### To be done
Keep the images out and copy every entry below exactly.
***
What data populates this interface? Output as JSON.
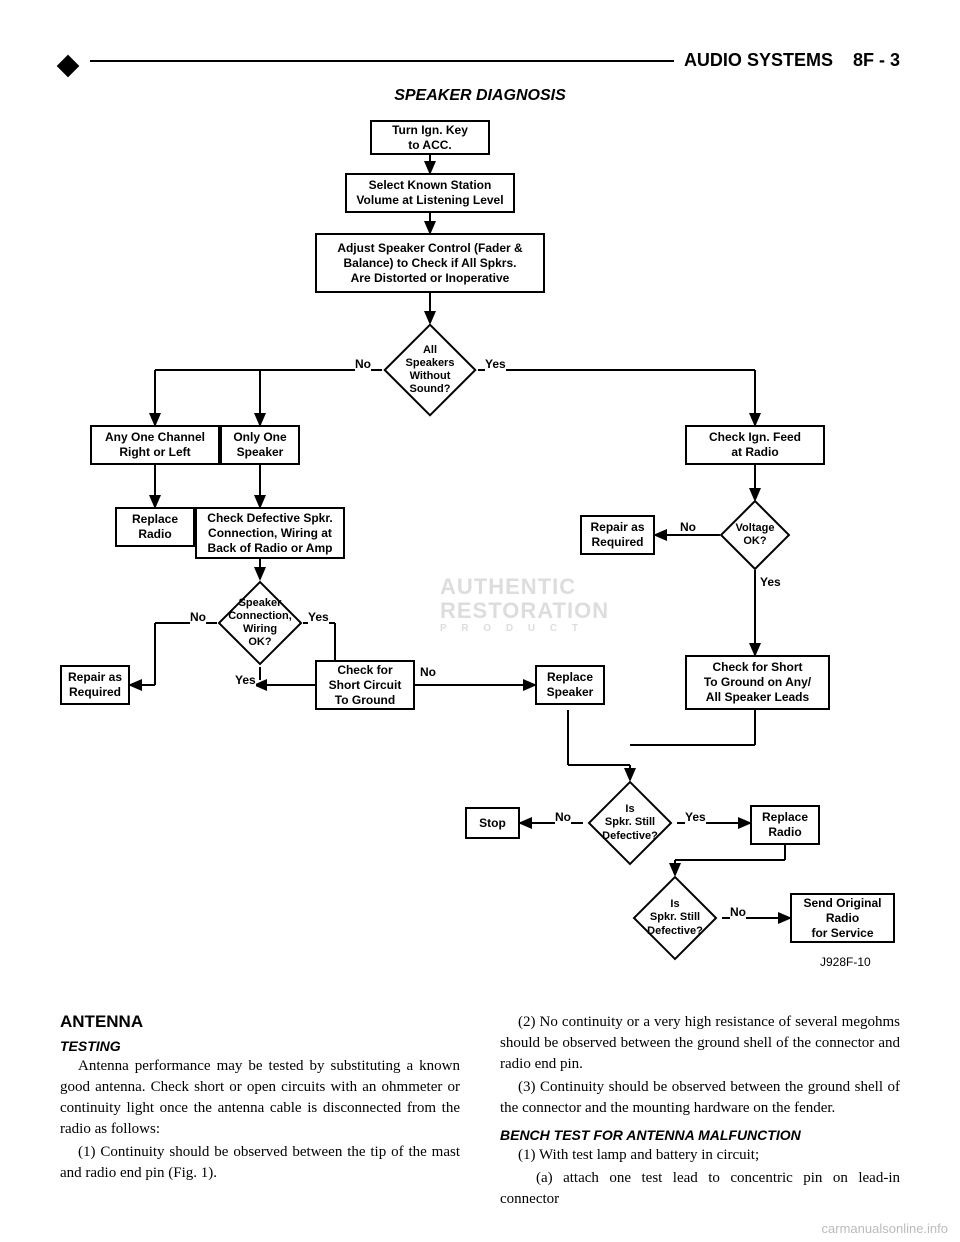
{
  "header": {
    "section": "AUDIO SYSTEMS",
    "page": "8F - 3"
  },
  "diagram": {
    "title": "SPEAKER DIAGNOSIS",
    "figure_label": "J928F-10",
    "watermark": {
      "line1": "AUTHENTIC",
      "line2": "RESTORATION",
      "sub": "P R O D U C T"
    },
    "nodes": {
      "n1": {
        "text": "Turn Ign. Key\nto ACC."
      },
      "n2": {
        "text": "Select Known Station\nVolume at Listening Level"
      },
      "n3": {
        "text": "Adjust Speaker Control (Fader &\nBalance) to Check if All Spkrs.\nAre Distorted or Inoperative"
      },
      "d1": {
        "text": "All\nSpeakers\nWithout\nSound?"
      },
      "n4": {
        "text": "Any One Channel\nRight or Left"
      },
      "n5": {
        "text": "Only One\nSpeaker"
      },
      "n6": {
        "text": "Replace\nRadio"
      },
      "n7": {
        "text": "Check Defective Spkr.\nConnection, Wiring at\nBack of Radio or Amp"
      },
      "d2": {
        "text": "Speaker\nConnection,\nWiring\nOK?"
      },
      "n8": {
        "text": "Repair as\nRequired"
      },
      "n9": {
        "text": "Check for\nShort Circuit\nTo Ground"
      },
      "n10": {
        "text": "Replace\nSpeaker"
      },
      "n11": {
        "text": "Check Ign. Feed\nat Radio"
      },
      "d3": {
        "text": "Voltage\nOK?"
      },
      "n12": {
        "text": "Repair as\nRequired"
      },
      "n13": {
        "text": "Check for Short\nTo Ground on Any/\nAll Speaker Leads"
      },
      "d4": {
        "text": "Is\nSpkr. Still\nDefective?"
      },
      "n14": {
        "text": "Stop"
      },
      "n15": {
        "text": "Replace\nRadio"
      },
      "d5": {
        "text": "Is\nSpkr. Still\nDefective?"
      },
      "n16": {
        "text": "Send Original\nRadio\nfor Service"
      }
    },
    "edges": {
      "yes": "Yes",
      "no": "No"
    }
  },
  "body": {
    "col1": {
      "h1": "ANTENNA",
      "h2": "TESTING",
      "p1": "Antenna performance may be tested by substituting a known good antenna. Check short or open circuits with an ohmmeter or continuity light once the antenna cable is disconnected from the radio as follows:",
      "p2": "(1) Continuity should be observed between the tip of the mast and radio end pin (Fig. 1)."
    },
    "col2": {
      "p1": "(2) No continuity or a very high resistance of several megohms should be observed between the ground shell of the connector and radio end pin.",
      "p2": "(3) Continuity should be observed between the ground shell of the connector and the mounting hardware on the fender.",
      "h2": "BENCH TEST FOR ANTENNA MALFUNCTION",
      "p3": "(1) With test lamp and battery in circuit;",
      "p4": "(a) attach one test lead to concentric pin on lead-in connector"
    }
  },
  "footer_watermark": "carmanualsonline.info"
}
***
### Answer for this exercise
What data populates this interface? Output as JSON.
{
  "header": {
    "section": "AUDIO SYSTEMS",
    "page": "8F - 3"
  },
  "diagram": {
    "title": "SPEAKER DIAGNOSIS",
    "figure_label": "J928F-10",
    "watermark": {
      "line1": "AUTHENTIC",
      "line2": "RESTORATION",
      "sub": "P R O D U C T"
    },
    "nodes": {
      "n1": {
        "text": "Turn Ign. Key\nto ACC."
      },
      "n2": {
        "text": "Select Known Station\nVolume at Listening Level"
      },
      "n3": {
        "text": "Adjust Speaker Control (Fader &\nBalance) to Check if All Spkrs.\nAre Distorted or Inoperative"
      },
      "d1": {
        "text": "All\nSpeakers\nWithout\nSound?"
      },
      "n4": {
        "text": "Any One Channel\nRight or Left"
      },
      "n5": {
        "text": "Only One\nSpeaker"
      },
      "n6": {
        "text": "Replace\nRadio"
      },
      "n7": {
        "text": "Check Defective Spkr.\nConnection, Wiring at\nBack of Radio or Amp"
      },
      "d2": {
        "text": "Speaker\nConnection,\nWiring\nOK?"
      },
      "n8": {
        "text": "Repair as\nRequired"
      },
      "n9": {
        "text": "Check for\nShort Circuit\nTo Ground"
      },
      "n10": {
        "text": "Replace\nSpeaker"
      },
      "n11": {
        "text": "Check Ign. Feed\nat Radio"
      },
      "d3": {
        "text": "Voltage\nOK?"
      },
      "n12": {
        "text": "Repair as\nRequired"
      },
      "n13": {
        "text": "Check for Short\nTo Ground on Any/\nAll Speaker Leads"
      },
      "d4": {
        "text": "Is\nSpkr. Still\nDefective?"
      },
      "n14": {
        "text": "Stop"
      },
      "n15": {
        "text": "Replace\nRadio"
      },
      "d5": {
        "text": "Is\nSpkr. Still\nDefective?"
      },
      "n16": {
        "text": "Send Original\nRadio\nfor Service"
      }
    },
    "edges": {
      "yes": "Yes",
      "no": "No"
    }
  },
  "body": {
    "col1": {
      "h1": "ANTENNA",
      "h2": "TESTING",
      "p1": "Antenna performance may be tested by substituting a known good antenna. Check short or open circuits with an ohmmeter or continuity light once the antenna cable is disconnected from the radio as follows:",
      "p2": "(1) Continuity should be observed between the tip of the mast and radio end pin (Fig. 1)."
    },
    "col2": {
      "p1": "(2) No continuity or a very high resistance of several megohms should be observed between the ground shell of the connector and radio end pin.",
      "p2": "(3) Continuity should be observed between the ground shell of the connector and the mounting hardware on the fender.",
      "h2": "BENCH TEST FOR ANTENNA MALFUNCTION",
      "p3": "(1) With test lamp and battery in circuit;",
      "p4": "(a) attach one test lead to concentric pin on lead-in connector"
    }
  },
  "footer_watermark": "carmanualsonline.info"
}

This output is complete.